─── STORED ROWS ───
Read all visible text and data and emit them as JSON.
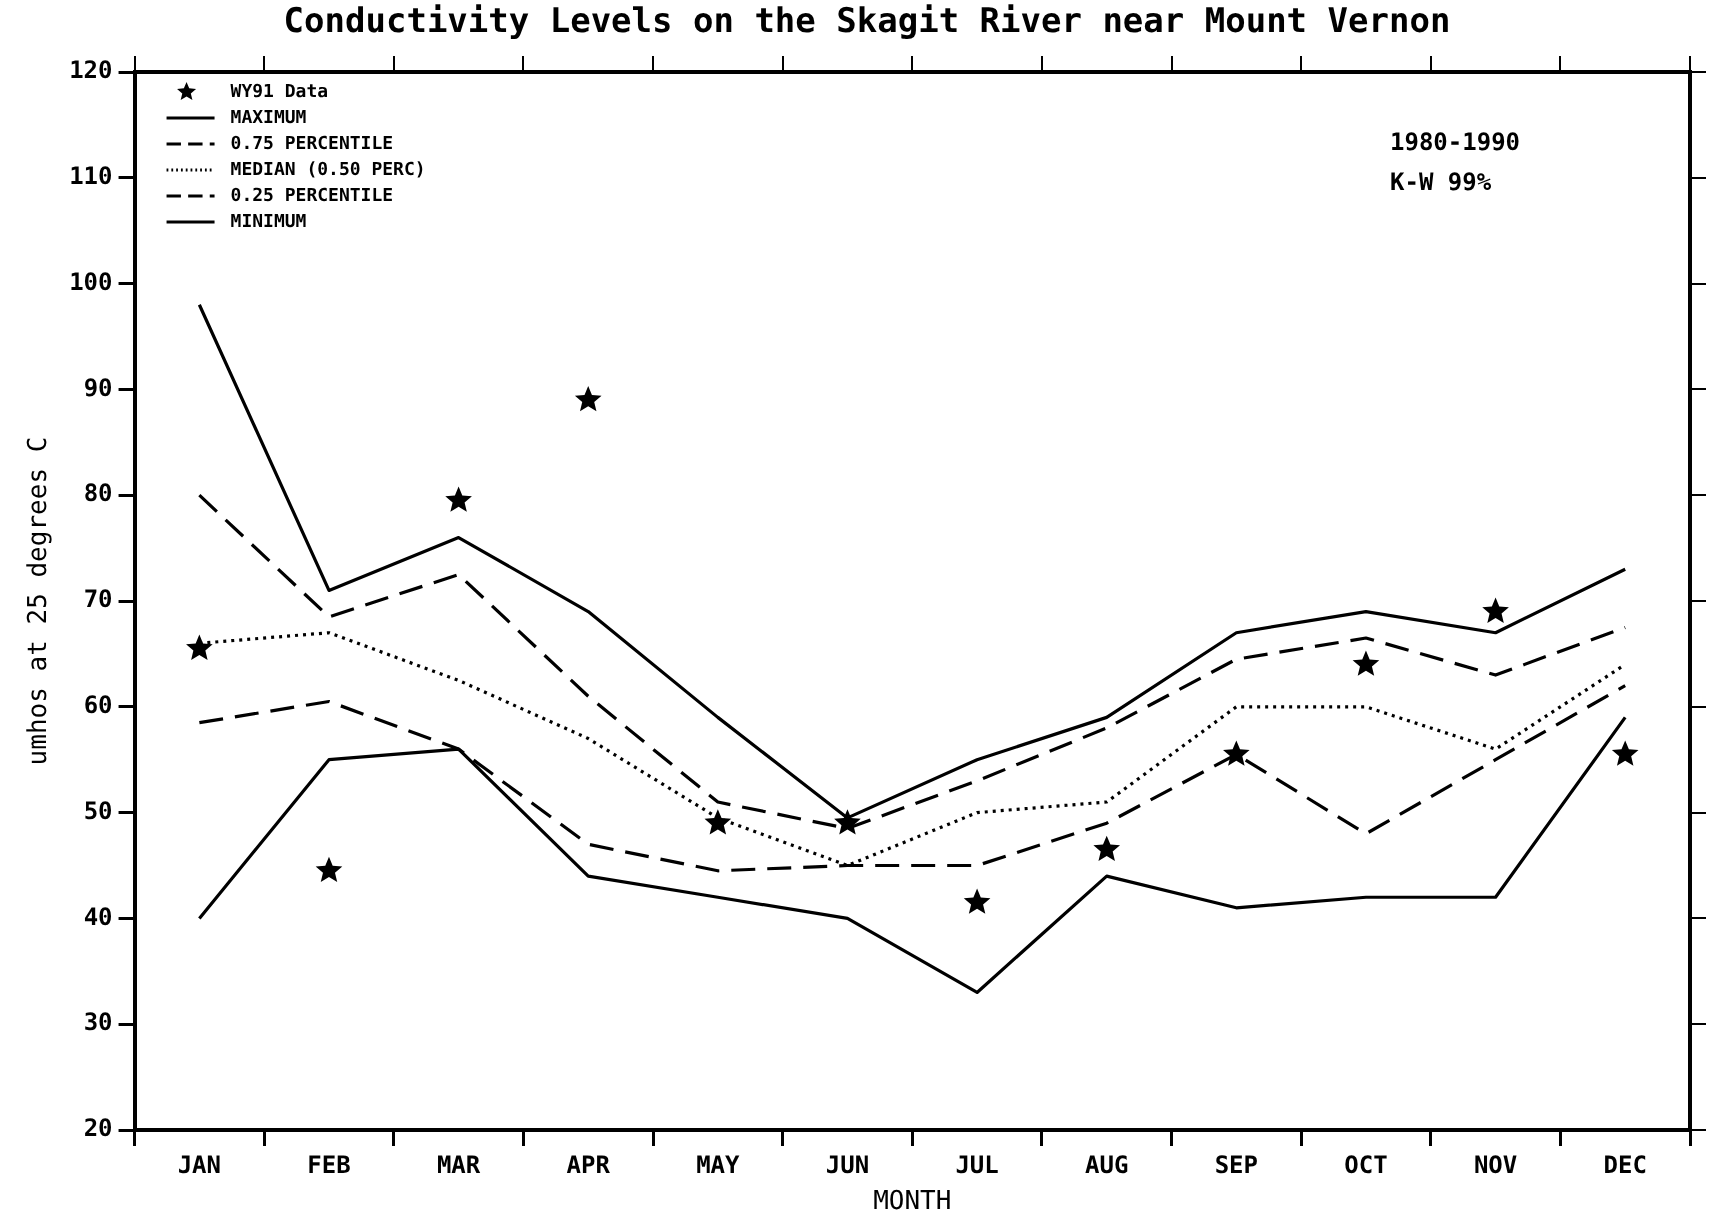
{
  "chart_data": {
    "type": "line",
    "title": "Conductivity Levels on the Skagit River near Mount Vernon",
    "xlabel": "MONTH",
    "ylabel": "umhos at 25 degrees C",
    "categories": [
      "JAN",
      "FEB",
      "MAR",
      "APR",
      "MAY",
      "JUN",
      "JUL",
      "AUG",
      "SEP",
      "OCT",
      "NOV",
      "DEC"
    ],
    "series": [
      {
        "name": "WY91 Data",
        "type": "scatter",
        "marker": "star",
        "color": "#000000",
        "values": [
          65.5,
          44.5,
          79.5,
          89,
          49,
          49,
          41.5,
          46.5,
          55.5,
          64,
          69,
          55.5
        ]
      },
      {
        "name": "MAXIMUM",
        "color": "#000000",
        "line_style": "solid",
        "values": [
          98,
          71,
          76,
          69,
          59,
          49.5,
          55,
          59,
          67,
          69,
          67,
          73
        ]
      },
      {
        "name": "0.75 PERCENTILE",
        "color": "#000000",
        "line_style": "dashed",
        "values": [
          80,
          68.5,
          72.5,
          61,
          51,
          48.5,
          53,
          58,
          64.5,
          66.5,
          63,
          67.5
        ]
      },
      {
        "name": "MEDIAN (0.50 PERC)",
        "color": "#000000",
        "line_style": "dotted",
        "values": [
          66,
          67,
          62.5,
          57,
          49.5,
          45,
          50,
          51,
          60,
          60,
          56,
          64
        ]
      },
      {
        "name": "0.25 PERCENTILE",
        "color": "#000000",
        "line_style": "dashed",
        "values": [
          58.5,
          60.5,
          56,
          47,
          44.5,
          45,
          45,
          49,
          55.5,
          48,
          55,
          62
        ]
      },
      {
        "name": "MINIMUM",
        "color": "#000000",
        "line_style": "solid",
        "values": [
          40,
          55,
          56,
          44,
          42,
          40,
          33,
          44,
          41,
          42,
          42,
          59
        ]
      }
    ],
    "ylim": [
      20,
      120
    ],
    "yticks": [
      20,
      30,
      40,
      50,
      60,
      70,
      80,
      90,
      100,
      110,
      120
    ],
    "grid": false,
    "legend": "top left",
    "marker": "none",
    "annotations": [
      "1980-1990",
      "K-W 99%"
    ]
  }
}
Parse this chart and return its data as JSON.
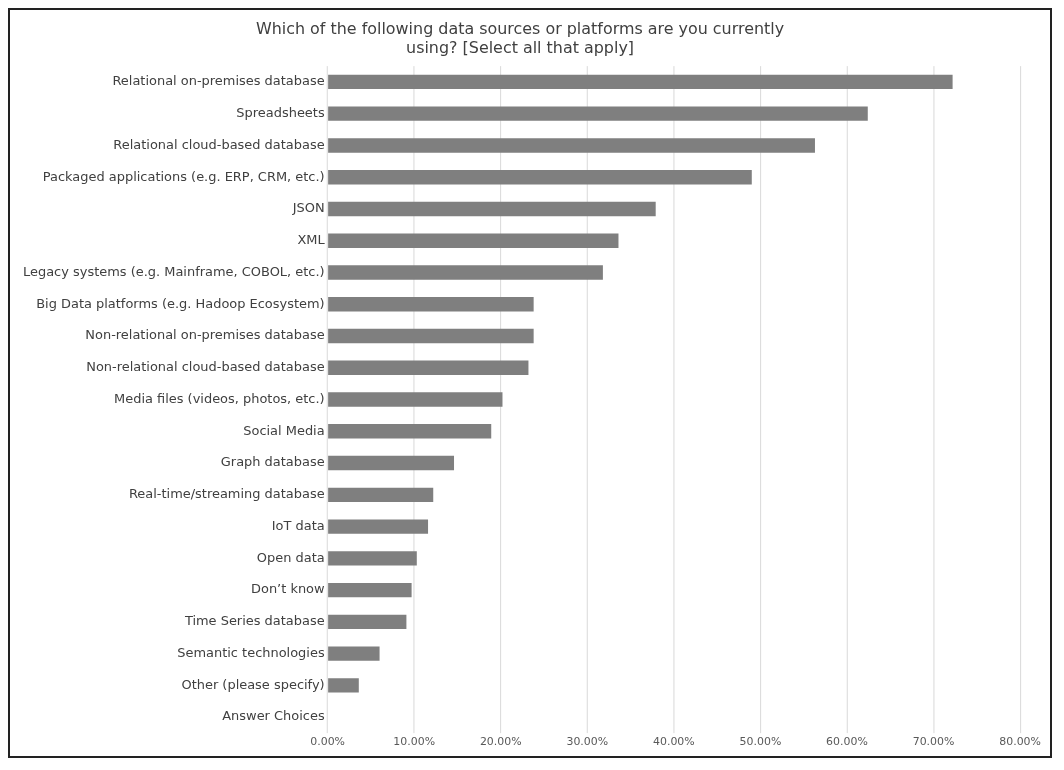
{
  "chart_data": {
    "type": "bar",
    "orientation": "horizontal",
    "title": "Which of the following data sources or platforms are you currently using? [Select all that apply]",
    "categories": [
      "Relational on-premises database",
      "Spreadsheets",
      "Relational cloud-based database",
      "Packaged applications (e.g. ERP, CRM, etc.)",
      "JSON",
      "XML",
      "Legacy systems (e.g. Mainframe, COBOL, etc.)",
      "Big Data platforms (e.g. Hadoop Ecosystem)",
      "Non-relational on-premises database",
      "Non-relational cloud-based database",
      "Media files (videos, photos, etc.)",
      "Social Media",
      "Graph database",
      "Real-time/streaming database",
      "IoT data",
      "Open data",
      "Don’t know",
      "Time Series database",
      "Semantic technologies",
      "Other (please specify)",
      "Answer Choices"
    ],
    "values": [
      72.2,
      62.4,
      56.3,
      49.0,
      37.9,
      33.6,
      31.8,
      23.8,
      23.8,
      23.2,
      20.2,
      18.9,
      14.6,
      12.2,
      11.6,
      10.3,
      9.7,
      9.1,
      6.0,
      3.6,
      0
    ],
    "color": "#7f7f7f",
    "xlim": [
      0,
      80
    ],
    "xticks": [
      {
        "value": 0,
        "label": "0.00%"
      },
      {
        "value": 10,
        "label": "10.00%"
      },
      {
        "value": 20,
        "label": "20.00%"
      },
      {
        "value": 30,
        "label": "30.00%"
      },
      {
        "value": 40,
        "label": "40.00%"
      },
      {
        "value": 50,
        "label": "50.00%"
      },
      {
        "value": 60,
        "label": "60.00%"
      },
      {
        "value": 70,
        "label": "70.00%"
      },
      {
        "value": 80,
        "label": "80.00%"
      }
    ],
    "grid": "x",
    "legend": false
  }
}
───
TASK OBJECTIVE | Where a line in the material above holds "platforms", copy that line.

TASK RESULT |
    "title": "Which of the following data sources or platforms are you currently using? [Select all that apply]",
      "Big Data platforms (e.g. Hadoop Ecosystem)",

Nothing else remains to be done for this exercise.